__Dataset entries__
- - -

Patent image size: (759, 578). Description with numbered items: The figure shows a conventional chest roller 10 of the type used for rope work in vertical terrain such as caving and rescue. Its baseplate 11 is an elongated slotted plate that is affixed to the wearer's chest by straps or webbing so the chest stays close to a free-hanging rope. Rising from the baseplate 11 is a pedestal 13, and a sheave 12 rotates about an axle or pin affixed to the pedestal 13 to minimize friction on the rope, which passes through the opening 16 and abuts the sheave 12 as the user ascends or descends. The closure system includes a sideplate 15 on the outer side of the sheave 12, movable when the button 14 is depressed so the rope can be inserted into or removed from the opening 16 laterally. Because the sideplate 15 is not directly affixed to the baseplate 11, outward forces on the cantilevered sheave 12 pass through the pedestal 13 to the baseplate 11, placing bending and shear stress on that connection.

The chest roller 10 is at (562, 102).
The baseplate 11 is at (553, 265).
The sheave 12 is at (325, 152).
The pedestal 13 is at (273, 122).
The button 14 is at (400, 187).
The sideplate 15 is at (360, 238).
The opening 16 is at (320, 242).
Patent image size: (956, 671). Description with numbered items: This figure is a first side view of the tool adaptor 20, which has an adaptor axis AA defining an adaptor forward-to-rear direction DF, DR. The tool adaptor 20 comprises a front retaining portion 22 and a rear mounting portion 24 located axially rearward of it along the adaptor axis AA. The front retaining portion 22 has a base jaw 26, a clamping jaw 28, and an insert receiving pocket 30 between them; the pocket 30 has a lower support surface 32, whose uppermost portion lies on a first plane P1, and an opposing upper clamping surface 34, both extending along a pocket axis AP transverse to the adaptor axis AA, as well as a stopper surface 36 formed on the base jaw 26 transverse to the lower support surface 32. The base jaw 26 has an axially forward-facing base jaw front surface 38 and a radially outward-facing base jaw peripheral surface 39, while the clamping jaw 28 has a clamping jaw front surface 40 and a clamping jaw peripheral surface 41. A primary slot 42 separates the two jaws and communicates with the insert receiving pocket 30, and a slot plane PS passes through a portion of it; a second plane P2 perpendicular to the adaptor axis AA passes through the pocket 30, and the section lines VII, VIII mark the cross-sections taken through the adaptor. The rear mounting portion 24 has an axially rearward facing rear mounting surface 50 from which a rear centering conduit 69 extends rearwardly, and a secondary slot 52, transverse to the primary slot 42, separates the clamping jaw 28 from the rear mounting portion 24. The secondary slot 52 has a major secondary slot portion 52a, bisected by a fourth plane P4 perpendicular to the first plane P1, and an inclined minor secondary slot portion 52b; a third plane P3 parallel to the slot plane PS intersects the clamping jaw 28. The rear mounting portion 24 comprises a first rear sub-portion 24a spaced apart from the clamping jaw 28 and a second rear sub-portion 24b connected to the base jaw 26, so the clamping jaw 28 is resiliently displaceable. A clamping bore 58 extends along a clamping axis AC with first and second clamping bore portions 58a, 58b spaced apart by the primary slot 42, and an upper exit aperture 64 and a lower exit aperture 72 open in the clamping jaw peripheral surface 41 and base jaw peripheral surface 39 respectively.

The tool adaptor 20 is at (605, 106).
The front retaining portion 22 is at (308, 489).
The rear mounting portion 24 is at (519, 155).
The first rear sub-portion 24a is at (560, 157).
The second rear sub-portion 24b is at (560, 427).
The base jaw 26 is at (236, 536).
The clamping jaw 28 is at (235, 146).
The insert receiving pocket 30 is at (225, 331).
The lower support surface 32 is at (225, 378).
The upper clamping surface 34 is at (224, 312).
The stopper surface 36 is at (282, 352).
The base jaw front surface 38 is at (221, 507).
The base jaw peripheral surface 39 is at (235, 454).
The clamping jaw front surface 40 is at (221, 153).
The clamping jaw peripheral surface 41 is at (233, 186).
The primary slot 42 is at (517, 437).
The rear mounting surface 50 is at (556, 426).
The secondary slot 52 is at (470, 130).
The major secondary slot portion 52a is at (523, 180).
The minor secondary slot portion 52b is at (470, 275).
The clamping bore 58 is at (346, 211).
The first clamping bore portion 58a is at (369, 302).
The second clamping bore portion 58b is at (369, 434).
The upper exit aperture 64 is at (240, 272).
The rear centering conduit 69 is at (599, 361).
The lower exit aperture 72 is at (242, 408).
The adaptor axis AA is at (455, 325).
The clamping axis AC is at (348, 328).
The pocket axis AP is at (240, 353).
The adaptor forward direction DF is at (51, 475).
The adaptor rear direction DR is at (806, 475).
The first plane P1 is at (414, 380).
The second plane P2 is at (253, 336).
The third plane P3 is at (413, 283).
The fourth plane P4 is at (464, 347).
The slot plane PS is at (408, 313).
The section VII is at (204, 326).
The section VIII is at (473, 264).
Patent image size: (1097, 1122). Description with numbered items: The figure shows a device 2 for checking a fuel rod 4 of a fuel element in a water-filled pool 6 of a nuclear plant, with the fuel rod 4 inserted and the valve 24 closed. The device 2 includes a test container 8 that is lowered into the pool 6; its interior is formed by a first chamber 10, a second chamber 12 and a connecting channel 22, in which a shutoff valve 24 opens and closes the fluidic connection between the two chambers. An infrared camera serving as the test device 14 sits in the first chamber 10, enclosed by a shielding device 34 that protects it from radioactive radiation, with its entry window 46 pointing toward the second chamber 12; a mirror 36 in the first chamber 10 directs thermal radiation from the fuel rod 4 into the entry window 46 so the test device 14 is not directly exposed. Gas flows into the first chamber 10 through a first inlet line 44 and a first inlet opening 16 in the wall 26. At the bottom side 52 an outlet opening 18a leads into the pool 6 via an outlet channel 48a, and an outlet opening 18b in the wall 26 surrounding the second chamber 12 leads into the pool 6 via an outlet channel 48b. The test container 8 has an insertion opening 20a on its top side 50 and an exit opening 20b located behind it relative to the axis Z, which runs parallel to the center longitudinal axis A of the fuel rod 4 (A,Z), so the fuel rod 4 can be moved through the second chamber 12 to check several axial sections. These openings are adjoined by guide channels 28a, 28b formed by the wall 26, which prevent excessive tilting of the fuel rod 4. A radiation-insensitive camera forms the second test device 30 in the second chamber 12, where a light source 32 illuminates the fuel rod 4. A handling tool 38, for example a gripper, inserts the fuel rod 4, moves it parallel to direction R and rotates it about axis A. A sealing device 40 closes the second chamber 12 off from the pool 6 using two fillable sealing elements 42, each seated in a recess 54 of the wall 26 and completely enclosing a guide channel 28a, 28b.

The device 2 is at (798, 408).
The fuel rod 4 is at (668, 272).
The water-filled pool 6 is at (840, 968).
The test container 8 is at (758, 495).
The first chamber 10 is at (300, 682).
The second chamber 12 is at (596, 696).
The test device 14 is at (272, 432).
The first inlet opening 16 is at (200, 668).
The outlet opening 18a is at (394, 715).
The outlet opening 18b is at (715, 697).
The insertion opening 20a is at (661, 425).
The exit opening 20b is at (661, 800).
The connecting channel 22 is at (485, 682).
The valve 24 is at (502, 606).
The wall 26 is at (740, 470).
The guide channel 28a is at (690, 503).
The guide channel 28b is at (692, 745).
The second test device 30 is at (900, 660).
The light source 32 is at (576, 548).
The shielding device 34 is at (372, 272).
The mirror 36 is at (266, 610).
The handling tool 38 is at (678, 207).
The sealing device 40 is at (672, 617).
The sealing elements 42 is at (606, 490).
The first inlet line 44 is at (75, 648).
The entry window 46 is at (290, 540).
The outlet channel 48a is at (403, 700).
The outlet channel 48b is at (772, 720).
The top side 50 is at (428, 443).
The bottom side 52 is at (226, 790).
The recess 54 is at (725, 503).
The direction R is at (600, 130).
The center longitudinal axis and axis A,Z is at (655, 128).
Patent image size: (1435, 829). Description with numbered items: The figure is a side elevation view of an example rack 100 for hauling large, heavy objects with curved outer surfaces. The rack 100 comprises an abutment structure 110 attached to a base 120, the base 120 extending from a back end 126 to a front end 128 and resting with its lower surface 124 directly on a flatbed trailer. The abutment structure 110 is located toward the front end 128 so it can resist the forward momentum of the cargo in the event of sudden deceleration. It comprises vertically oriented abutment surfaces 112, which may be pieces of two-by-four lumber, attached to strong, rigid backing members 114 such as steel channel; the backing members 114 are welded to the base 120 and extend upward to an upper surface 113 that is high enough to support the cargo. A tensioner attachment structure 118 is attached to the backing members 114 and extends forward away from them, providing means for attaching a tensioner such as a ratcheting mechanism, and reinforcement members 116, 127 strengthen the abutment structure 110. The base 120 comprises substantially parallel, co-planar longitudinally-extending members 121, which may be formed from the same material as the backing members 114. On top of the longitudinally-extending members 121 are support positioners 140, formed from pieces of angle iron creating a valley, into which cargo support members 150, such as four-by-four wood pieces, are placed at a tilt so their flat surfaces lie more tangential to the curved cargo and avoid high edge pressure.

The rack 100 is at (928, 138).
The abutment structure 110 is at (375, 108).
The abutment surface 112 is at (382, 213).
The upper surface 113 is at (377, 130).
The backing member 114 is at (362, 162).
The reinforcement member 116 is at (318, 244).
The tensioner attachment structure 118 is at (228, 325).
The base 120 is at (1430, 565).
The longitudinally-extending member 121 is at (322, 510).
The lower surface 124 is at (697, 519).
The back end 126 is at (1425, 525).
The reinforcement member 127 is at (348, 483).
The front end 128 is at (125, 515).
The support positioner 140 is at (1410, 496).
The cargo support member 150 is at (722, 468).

- - -

__Your instructions__
Rewrite the items from the very start through the line containing "The opening 16 is at (320, 242).", both ends included, as a numbered list with blank lines dropped.

__Worked solution__
1. Patent image size: (759, 578). Description with numbered items: The figure shows a conventional chest roller 10 of the type used for rope work in vertical terrain such as caving and rescue. Its baseplate 11 is an elongated slotted plate that is affixed to the wearer's chest by straps or webbing so the chest stays close to a free-hanging rope. Rising from the baseplate 11 is a pedestal 13, and a sheave 12 rotates about an axle or pin affixed to the pedestal 13 to minimize friction on the rope, which passes through the opening 16 and abuts the sheave 12 as the user ascends or descends. The closure system includes a sideplate 15 on the outer side of the sheave 12, movable when the button 14 is depressed so the rope can be inserted into or removed from the opening 16 laterally. Because the sideplate 15 is not directly affixed to the baseplate 11, outward forces on the cantilevered sheave 12 pass through the pedestal 13 to the baseplate 11, placing bending and shear stress on that connection.
2. The chest roller 10 is at (562, 102).
3. The baseplate 11 is at (553, 265).
4. The sheave 12 is at (325, 152).
5. The pedestal 13 is at (273, 122).
6. The button 14 is at (400, 187).
7. The sideplate 15 is at (360, 238).
8. The opening 16 is at (320, 242).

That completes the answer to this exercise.